__WHAT YOU HAVE TO DO__
Quote all lines below exactly. Images stay out.

Excerpt from a dataset:
|---|

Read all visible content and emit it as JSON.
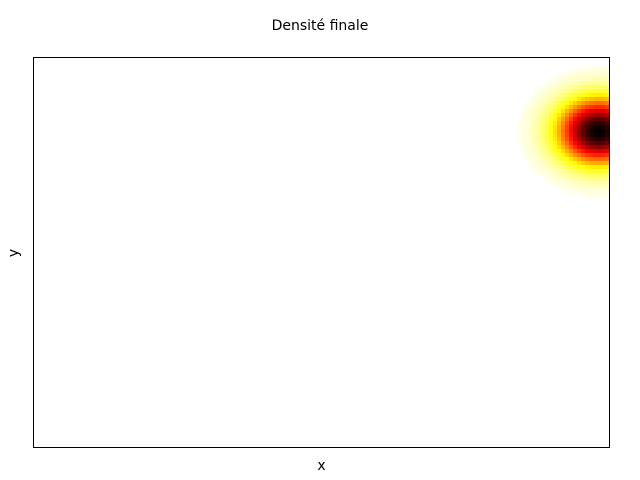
{
  "chart_data": {
    "type": "heatmap",
    "title": "Densité finale",
    "xlabel": "x",
    "ylabel": "y",
    "colormap": "hot",
    "colormap_colors": [
      "#000000",
      "#cc0000",
      "#ff0000",
      "#ffff00",
      "#ffffff"
    ],
    "grid": false,
    "axis_ticks": false,
    "density_peak": {
      "x_fraction": 0.98,
      "y_fraction": 0.81,
      "sigma_x_fraction": 0.05,
      "sigma_y_fraction": 0.06
    }
  }
}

|---|

__CORRECT ANSWER__
Read all visible content and emit it as JSON.
{
  "chart_data": {
    "type": "heatmap",
    "title": "Densité finale",
    "xlabel": "x",
    "ylabel": "y",
    "colormap": "hot",
    "colormap_colors": [
      "#000000",
      "#cc0000",
      "#ff0000",
      "#ffff00",
      "#ffffff"
    ],
    "grid": false,
    "axis_ticks": false,
    "density_peak": {
      "x_fraction": 0.98,
      "y_fraction": 0.81,
      "sigma_x_fraction": 0.05,
      "sigma_y_fraction": 0.06
    }
  }
}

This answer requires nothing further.